▶ [Exercise description]
Copy the forum thread below about CPUs slowing down, word for word and in full.

▶ [Text provided]
_ _ _
I have noticed that it appears that maybe (based on info from the BTop utility) the CPU’s are being throttled way down (i.e. 400Mhz) even with the governor set at high performance.
We would greatly appreciate any hints or help on resolving the issue.
No, I have talked with them about replacement hardware.
I will say that they seem to be very reluctant to support our unit that has Ubuntu 23.04 installed, they only support their configuration for Ubuntu 22.04, which is understandable.
I’m seeing the same issue. Slowdown happens reliably, usually within a couple of hours. Sometimes it can recover, and other times I just need to reboot between training runs. Training runs over 1 hour will hit this problem 50% of the time. It almost seems to happen more easily when matplotlib is being used to render something, but I can’t say this is the main culprit. It can happen completely out of the blue. Happens a little bit less when the laptop is being actively used. Usually if it sits idle for a bit is when it starts being unusable. Both CPU and GPU show very low utilization when this happens. Temperatures are all in check. Fans not running.
_ _ _
▶ [Material shown]
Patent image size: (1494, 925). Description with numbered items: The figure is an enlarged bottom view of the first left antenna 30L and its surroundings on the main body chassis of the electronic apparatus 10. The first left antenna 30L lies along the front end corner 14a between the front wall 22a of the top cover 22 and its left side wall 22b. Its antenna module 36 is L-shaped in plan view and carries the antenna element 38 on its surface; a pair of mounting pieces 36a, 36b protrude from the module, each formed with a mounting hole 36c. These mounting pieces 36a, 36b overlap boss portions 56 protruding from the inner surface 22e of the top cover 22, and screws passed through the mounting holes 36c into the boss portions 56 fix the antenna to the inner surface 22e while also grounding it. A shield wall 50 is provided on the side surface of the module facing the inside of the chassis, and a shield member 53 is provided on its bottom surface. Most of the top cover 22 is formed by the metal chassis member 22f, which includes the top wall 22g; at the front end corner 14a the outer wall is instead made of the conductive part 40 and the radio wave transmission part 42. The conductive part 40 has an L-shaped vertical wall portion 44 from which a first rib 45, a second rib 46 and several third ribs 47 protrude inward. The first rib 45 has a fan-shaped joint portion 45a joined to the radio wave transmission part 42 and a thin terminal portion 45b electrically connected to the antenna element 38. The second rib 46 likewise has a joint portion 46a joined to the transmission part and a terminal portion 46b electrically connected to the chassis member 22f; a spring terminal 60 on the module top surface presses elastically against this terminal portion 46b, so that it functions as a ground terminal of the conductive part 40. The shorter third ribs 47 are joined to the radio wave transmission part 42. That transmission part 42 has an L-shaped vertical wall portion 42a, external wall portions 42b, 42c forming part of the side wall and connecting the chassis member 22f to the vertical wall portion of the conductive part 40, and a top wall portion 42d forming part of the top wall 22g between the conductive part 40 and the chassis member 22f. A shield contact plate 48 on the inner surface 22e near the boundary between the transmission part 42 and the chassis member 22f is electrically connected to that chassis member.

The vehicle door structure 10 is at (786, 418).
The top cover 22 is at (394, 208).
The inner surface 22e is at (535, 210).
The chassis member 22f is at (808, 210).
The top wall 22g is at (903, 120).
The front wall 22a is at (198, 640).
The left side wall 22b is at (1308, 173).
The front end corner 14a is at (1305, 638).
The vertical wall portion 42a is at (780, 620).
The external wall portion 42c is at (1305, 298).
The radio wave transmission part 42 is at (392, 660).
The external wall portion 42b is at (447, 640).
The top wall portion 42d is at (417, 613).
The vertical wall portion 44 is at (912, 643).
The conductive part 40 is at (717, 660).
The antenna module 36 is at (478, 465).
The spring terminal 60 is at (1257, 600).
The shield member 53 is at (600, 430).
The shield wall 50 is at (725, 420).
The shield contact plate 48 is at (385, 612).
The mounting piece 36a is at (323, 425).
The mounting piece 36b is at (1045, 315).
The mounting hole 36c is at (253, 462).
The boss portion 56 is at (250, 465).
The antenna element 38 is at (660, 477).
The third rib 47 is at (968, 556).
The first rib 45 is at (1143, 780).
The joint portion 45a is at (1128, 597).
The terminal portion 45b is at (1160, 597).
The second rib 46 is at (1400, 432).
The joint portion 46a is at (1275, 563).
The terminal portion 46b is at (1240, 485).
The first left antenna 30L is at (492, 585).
_ _ _
▶ [Response]
I have noticed that it appears that maybe (based on info from the BTop utility) the CPU’s are being throttled way down (i.e. 400Mhz) even with the governor set at high performance.
We would greatly appreciate any hints or help on resolving the issue.
No, I have talked with them about replacement hardware.
I will say that they seem to be very reluctant to support our unit that has Ubuntu 23.04 installed, they only support their configuration for Ubuntu 22.04, which is understandable.
I’m seeing the same issue. Slowdown happens reliably, usually within a couple of hours. Sometimes it can recover, and other times I just need to reboot between training runs. Training runs over 1 hour will hit this problem 50% of the time. It almost seems to happen more easily when matplotlib is being used to render something, but I can’t say this is the main culprit. It can happen completely out of the blue. Happens a little bit less when the laptop is being actively used. Usually if it sits idle for a bit is when it starts being unusable. Both CPU and GPU show very low utilization when this happens. Temperatures are all in check. Fans not running.